Figure collection entries
------------------------------------

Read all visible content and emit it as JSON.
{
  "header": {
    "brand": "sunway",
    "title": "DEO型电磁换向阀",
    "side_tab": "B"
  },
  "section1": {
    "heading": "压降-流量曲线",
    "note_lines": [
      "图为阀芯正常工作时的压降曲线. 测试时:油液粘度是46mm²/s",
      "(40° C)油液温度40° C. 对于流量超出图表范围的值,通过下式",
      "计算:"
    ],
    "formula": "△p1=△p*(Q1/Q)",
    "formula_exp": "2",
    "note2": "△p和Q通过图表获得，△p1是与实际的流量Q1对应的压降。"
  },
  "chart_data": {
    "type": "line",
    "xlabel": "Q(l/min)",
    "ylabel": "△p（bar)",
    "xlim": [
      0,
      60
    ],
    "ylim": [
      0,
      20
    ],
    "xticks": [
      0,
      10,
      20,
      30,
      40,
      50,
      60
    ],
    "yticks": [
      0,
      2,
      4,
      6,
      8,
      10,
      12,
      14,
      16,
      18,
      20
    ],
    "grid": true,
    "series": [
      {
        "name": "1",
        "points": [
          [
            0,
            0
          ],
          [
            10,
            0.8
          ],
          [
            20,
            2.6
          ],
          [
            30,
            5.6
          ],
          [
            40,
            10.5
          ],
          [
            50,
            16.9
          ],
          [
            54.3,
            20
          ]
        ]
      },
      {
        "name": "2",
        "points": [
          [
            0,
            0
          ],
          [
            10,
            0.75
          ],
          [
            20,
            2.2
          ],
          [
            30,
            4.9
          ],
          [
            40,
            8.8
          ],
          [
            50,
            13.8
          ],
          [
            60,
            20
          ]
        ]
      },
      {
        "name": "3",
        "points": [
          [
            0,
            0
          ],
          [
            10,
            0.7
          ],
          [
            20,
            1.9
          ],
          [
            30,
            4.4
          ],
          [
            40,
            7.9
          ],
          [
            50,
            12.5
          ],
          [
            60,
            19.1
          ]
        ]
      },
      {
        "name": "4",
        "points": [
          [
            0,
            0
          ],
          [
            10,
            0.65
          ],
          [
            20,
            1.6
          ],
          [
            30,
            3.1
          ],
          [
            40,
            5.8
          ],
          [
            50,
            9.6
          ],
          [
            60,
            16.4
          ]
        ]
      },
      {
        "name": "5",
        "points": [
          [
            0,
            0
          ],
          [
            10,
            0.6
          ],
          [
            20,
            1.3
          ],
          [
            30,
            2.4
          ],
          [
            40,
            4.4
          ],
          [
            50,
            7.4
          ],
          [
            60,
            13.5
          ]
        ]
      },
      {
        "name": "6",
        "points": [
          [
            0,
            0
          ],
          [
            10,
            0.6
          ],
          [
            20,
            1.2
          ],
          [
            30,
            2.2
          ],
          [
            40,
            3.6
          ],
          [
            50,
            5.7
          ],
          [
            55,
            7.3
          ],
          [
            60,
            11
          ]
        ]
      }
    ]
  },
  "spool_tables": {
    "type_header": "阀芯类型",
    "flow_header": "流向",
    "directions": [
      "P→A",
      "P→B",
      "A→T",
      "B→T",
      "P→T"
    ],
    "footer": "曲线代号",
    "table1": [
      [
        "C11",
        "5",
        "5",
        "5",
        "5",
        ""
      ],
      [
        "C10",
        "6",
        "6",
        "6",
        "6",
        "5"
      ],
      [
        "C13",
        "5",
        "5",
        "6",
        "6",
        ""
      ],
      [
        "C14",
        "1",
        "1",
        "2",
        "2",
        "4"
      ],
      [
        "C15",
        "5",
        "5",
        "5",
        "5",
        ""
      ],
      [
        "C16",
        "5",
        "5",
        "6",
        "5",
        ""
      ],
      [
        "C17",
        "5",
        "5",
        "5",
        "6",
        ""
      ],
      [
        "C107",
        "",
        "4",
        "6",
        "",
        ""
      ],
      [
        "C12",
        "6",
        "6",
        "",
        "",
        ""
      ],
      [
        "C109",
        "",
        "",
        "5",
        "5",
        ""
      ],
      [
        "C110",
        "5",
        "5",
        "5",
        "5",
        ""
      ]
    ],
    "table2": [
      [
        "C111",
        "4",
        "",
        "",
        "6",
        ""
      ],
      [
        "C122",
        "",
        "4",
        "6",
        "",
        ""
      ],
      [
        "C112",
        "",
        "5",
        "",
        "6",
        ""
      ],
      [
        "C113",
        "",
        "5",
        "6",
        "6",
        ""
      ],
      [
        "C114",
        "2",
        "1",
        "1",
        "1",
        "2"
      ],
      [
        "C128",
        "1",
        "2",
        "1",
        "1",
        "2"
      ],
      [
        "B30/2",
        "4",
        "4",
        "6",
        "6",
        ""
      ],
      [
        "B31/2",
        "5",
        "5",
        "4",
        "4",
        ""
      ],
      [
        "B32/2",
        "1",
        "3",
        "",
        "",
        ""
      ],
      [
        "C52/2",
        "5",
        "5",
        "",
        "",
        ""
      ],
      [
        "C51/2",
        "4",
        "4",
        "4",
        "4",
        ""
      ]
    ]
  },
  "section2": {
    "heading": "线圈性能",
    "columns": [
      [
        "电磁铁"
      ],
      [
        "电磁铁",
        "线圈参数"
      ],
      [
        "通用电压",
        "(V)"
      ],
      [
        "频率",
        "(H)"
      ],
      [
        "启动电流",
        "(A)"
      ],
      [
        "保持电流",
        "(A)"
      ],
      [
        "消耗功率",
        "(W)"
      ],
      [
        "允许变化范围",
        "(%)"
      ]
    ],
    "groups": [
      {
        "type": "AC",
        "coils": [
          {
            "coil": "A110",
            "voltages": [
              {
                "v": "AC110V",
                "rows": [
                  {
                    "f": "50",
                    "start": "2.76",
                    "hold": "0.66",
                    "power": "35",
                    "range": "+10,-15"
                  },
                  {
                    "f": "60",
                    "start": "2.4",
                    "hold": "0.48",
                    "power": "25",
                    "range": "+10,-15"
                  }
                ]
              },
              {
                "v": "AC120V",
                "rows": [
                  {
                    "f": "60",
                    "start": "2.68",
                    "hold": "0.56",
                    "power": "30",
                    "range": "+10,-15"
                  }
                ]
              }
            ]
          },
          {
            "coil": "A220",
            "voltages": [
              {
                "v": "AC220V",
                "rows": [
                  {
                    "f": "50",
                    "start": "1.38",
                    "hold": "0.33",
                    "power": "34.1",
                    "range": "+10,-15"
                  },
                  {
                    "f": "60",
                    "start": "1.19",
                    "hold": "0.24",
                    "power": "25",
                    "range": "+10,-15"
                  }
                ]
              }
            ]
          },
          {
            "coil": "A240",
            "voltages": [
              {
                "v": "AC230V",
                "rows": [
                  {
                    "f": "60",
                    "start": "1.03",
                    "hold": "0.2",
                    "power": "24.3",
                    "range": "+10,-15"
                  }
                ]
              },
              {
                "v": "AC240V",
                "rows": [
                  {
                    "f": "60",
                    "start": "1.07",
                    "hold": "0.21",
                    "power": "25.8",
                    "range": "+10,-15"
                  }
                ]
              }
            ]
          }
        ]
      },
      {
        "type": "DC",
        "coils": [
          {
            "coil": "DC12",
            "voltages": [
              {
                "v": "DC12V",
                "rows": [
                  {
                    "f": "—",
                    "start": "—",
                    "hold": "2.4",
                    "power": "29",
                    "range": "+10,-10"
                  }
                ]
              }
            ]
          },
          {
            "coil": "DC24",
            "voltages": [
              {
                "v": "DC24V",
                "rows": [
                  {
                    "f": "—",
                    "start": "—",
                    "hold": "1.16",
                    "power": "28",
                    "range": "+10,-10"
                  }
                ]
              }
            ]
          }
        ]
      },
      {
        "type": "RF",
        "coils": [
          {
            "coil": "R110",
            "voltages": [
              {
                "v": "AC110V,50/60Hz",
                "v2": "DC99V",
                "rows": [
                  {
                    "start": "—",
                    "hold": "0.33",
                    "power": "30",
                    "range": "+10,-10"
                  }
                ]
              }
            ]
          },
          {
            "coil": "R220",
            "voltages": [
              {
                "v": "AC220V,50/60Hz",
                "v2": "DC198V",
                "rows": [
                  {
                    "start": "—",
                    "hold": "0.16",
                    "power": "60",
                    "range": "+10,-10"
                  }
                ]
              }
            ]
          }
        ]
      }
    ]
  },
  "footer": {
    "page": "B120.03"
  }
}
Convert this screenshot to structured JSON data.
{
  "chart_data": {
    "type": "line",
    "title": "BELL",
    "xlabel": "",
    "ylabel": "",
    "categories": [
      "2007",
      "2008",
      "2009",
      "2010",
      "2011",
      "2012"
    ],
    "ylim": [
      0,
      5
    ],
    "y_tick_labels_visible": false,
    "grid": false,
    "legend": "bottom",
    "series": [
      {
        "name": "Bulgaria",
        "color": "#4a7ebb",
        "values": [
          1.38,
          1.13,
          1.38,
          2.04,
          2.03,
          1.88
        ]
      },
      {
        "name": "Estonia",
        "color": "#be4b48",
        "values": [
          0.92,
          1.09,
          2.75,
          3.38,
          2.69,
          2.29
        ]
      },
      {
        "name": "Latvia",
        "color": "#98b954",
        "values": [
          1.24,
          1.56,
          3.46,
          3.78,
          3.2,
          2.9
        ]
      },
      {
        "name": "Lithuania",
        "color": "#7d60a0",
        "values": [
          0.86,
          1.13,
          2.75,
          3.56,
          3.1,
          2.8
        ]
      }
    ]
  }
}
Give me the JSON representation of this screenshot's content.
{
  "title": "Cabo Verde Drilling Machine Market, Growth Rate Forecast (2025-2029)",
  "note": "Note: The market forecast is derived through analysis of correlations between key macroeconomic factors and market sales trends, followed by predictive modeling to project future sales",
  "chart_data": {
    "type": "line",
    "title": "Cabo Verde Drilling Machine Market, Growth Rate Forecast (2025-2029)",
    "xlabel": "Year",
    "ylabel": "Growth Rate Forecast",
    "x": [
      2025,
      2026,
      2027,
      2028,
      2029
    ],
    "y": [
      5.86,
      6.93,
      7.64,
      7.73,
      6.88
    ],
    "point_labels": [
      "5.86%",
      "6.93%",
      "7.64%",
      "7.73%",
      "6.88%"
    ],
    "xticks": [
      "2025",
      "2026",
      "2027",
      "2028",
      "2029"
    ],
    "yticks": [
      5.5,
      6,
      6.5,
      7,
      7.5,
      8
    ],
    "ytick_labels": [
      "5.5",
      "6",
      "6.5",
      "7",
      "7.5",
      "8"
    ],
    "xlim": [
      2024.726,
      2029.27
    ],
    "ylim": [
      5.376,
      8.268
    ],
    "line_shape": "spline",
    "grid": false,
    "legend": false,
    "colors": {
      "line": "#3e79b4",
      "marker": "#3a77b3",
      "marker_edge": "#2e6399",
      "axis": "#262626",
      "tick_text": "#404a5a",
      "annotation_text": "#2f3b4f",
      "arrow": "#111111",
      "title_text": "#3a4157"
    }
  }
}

------------------------------------

■ **What you will do**: Tally the lines in the listing that hold "false" and report the number alone.

■ **Answer to the task**: 4